Start of EXERCISE INPUT

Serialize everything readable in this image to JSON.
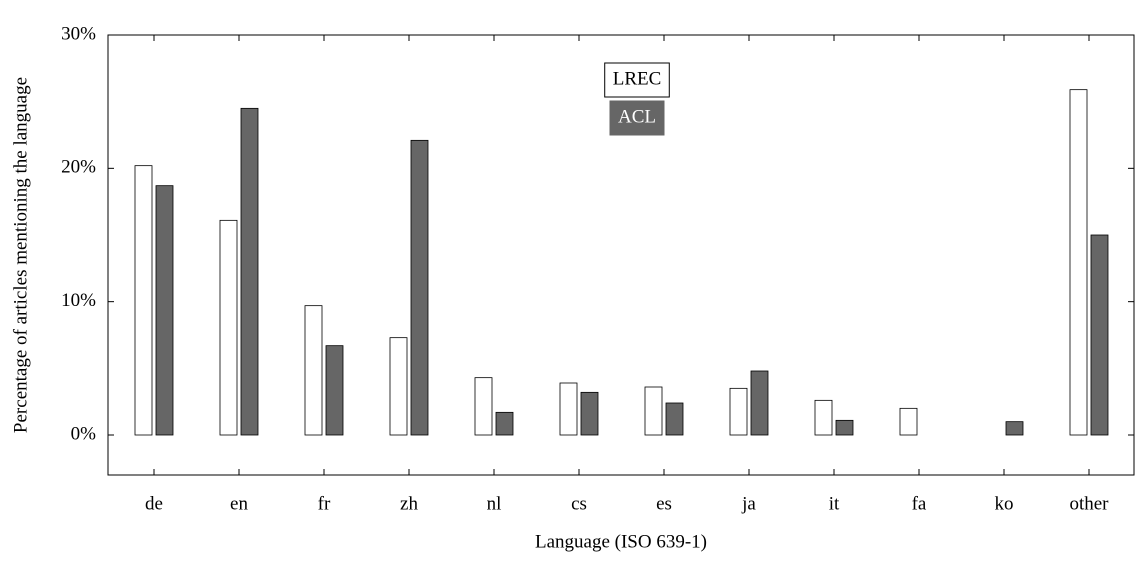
{
  "chart_data": {
    "type": "bar",
    "y_label": "Percentage of articles mentioning the language",
    "x_label": "Language (ISO 639-1)",
    "categories": [
      "de",
      "en",
      "fr",
      "zh",
      "nl",
      "cs",
      "es",
      "ja",
      "it",
      "fa",
      "ko",
      "other"
    ],
    "series": [
      {
        "name": "LREC",
        "color": "#ffffff",
        "values": [
          20.2,
          16.1,
          9.7,
          7.3,
          4.3,
          3.9,
          3.6,
          3.5,
          2.6,
          2.0,
          0,
          25.9
        ]
      },
      {
        "name": "ACL",
        "color": "#666666",
        "values": [
          18.7,
          24.5,
          6.7,
          22.1,
          1.7,
          3.2,
          2.4,
          4.8,
          1.1,
          0,
          1.0,
          15.0
        ]
      }
    ],
    "ylim": [
      -3,
      30
    ],
    "yticks": [
      {
        "value": 0,
        "label": "0%"
      },
      {
        "value": 10,
        "label": "10%"
      },
      {
        "value": 20,
        "label": "20%"
      },
      {
        "value": 30,
        "label": "30%"
      }
    ],
    "legend": "top"
  }
}
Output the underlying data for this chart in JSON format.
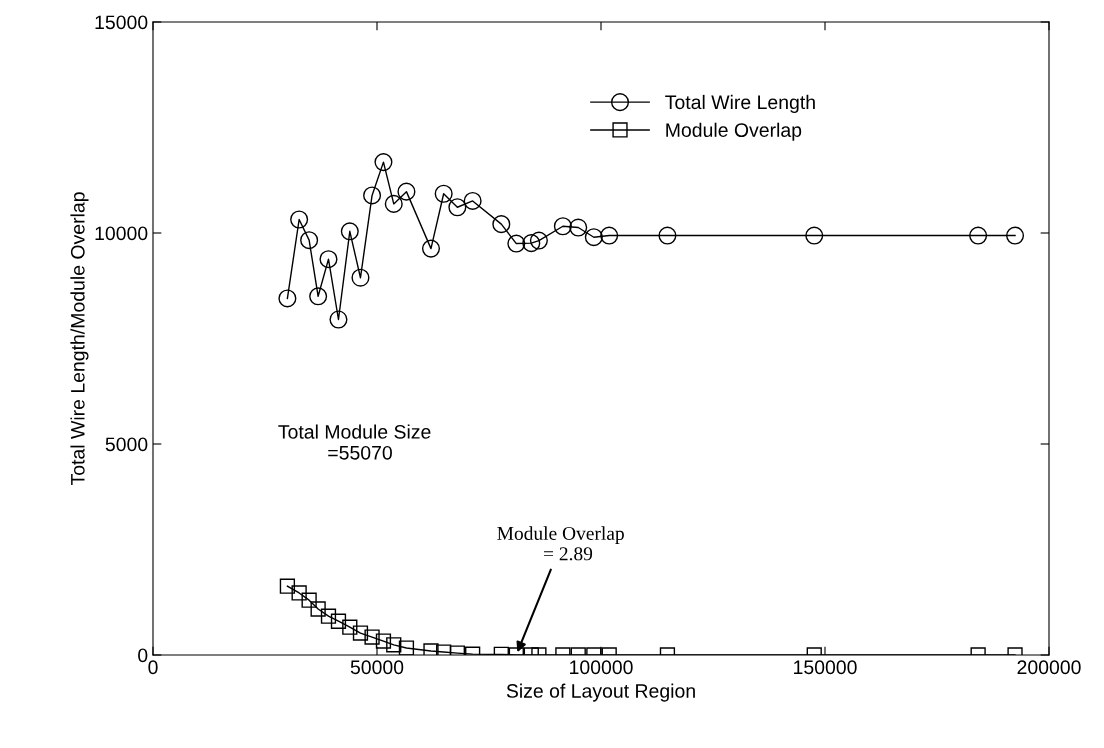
{
  "chart_data": {
    "type": "line",
    "xlabel": "Size of Layout Region",
    "ylabel": "Total Wire Length/Module Overlap",
    "x": [
      30000,
      32620,
      34850,
      36860,
      39170,
      41400,
      43930,
      46310,
      48900,
      51440,
      53740,
      56570,
      62050,
      64880,
      67940,
      71350,
      77750,
      81100,
      84440,
      86140,
      91490,
      94920,
      98400,
      101830,
      114830,
      147600,
      184180,
      192420
    ],
    "series": [
      {
        "name": "Total Wire Length",
        "color": "#000000",
        "marker": "circle",
        "values": [
          8450,
          10320,
          9830,
          8500,
          9380,
          7950,
          10040,
          8940,
          10890,
          11680,
          10690,
          10980,
          9630,
          10930,
          10610,
          10760,
          10210,
          9750,
          9760,
          9820,
          10160,
          10130,
          9900,
          9940,
          9940,
          9940,
          9940,
          9940
        ]
      },
      {
        "name": "Module Overlap",
        "color": "#000000",
        "marker": "square",
        "values": [
          1630,
          1470,
          1300,
          1090,
          920,
          800,
          660,
          520,
          425,
          330,
          240,
          165,
          95,
          70,
          45,
          20,
          15,
          2.89,
          0,
          0,
          0,
          0,
          0,
          0,
          0,
          0,
          0,
          0
        ]
      }
    ],
    "xlim": [
      0,
      200000
    ],
    "xticks": [
      0,
      50000,
      100000,
      150000,
      200000
    ],
    "ylim": [
      0,
      15000
    ],
    "yticks": [
      0,
      5000,
      10000,
      15000
    ],
    "grid": false,
    "legend": "top right",
    "line_style": "solid",
    "annotations": [
      "Total Module Size\n  =55070",
      {
        "text": "Module Overlap\n   = 2.89",
        "x": 81100,
        "y": 2.89
      }
    ]
  }
}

End of EXERCISE INPUT

### WHAT YOU WILL DO:
Retype the whole listing, keeping every line identical and omitting all pictures.

### EXPECTED ANSWER:
Serialize everything readable in this image to JSON.
{
  "chart_data": {
    "type": "bar",
    "y_label": "Percentage of articles mentioning the language",
    "x_label": "Language (ISO 639-1)",
    "categories": [
      "de",
      "en",
      "fr",
      "zh",
      "nl",
      "cs",
      "es",
      "ja",
      "it",
      "fa",
      "ko",
      "other"
    ],
    "series": [
      {
        "name": "LREC",
        "color": "#ffffff",
        "values": [
          20.2,
          16.1,
          9.7,
          7.3,
          4.3,
          3.9,
          3.6,
          3.5,
          2.6,
          2.0,
          0,
          25.9
        ]
      },
      {
        "name": "ACL",
        "color": "#666666",
        "values": [
          18.7,
          24.5,
          6.7,
          22.1,
          1.7,
          3.2,
          2.4,
          4.8,
          1.1,
          0,
          1.0,
          15.0
        ]
      }
    ],
    "ylim": [
      -3,
      30
    ],
    "yticks": [
      {
        "value": 0,
        "label": "0%"
      },
      {
        "value": 10,
        "label": "10%"
      },
      {
        "value": 20,
        "label": "20%"
      },
      {
        "value": 30,
        "label": "30%"
      }
    ],
    "legend": "top"
  }
}
Output the underlying data for this chart in JSON format.
{
  "chart_data": {
    "type": "line",
    "xlabel": "Size of Layout Region",
    "ylabel": "Total Wire Length/Module Overlap",
    "x": [
      30000,
      32620,
      34850,
      36860,
      39170,
      41400,
      43930,
      46310,
      48900,
      51440,
      53740,
      56570,
      62050,
      64880,
      67940,
      71350,
      77750,
      81100,
      84440,
      86140,
      91490,
      94920,
      98400,
      101830,
      114830,
      147600,
      184180,
      192420
    ],
    "series": [
      {
        "name": "Total Wire Length",
        "color": "#000000",
        "marker": "circle",
        "values": [
          8450,
          10320,
          9830,
          8500,
          9380,
          7950,
          10040,
          8940,
          10890,
          11680,
          10690,
          10980,
          9630,
          10930,
          10610,
          10760,
          10210,
          9750,
          9760,
          9820,
          10160,
          10130,
          9900,
          9940,
          9940,
          9940,
          9940,
          9940
        ]
      },
      {
        "name": "Module Overlap",
        "color": "#000000",
        "marker": "square",
        "values": [
          1630,
          1470,
          1300,
          1090,
          920,
          800,
          660,
          520,
          425,
          330,
          240,
          165,
          95,
          70,
          45,
          20,
          15,
          2.89,
          0,
          0,
          0,
          0,
          0,
          0,
          0,
          0,
          0,
          0
        ]
      }
    ],
    "xlim": [
      0,
      200000
    ],
    "xticks": [
      0,
      50000,
      100000,
      150000,
      200000
    ],
    "ylim": [
      0,
      15000
    ],
    "yticks": [
      0,
      5000,
      10000,
      15000
    ],
    "grid": false,
    "legend": "top right",
    "line_style": "solid",
    "annotations": [
      "Total Module Size\n  =55070",
      {
        "text": "Module Overlap\n   = 2.89",
        "x": 81100,
        "y": 2.89
      }
    ]
  }
}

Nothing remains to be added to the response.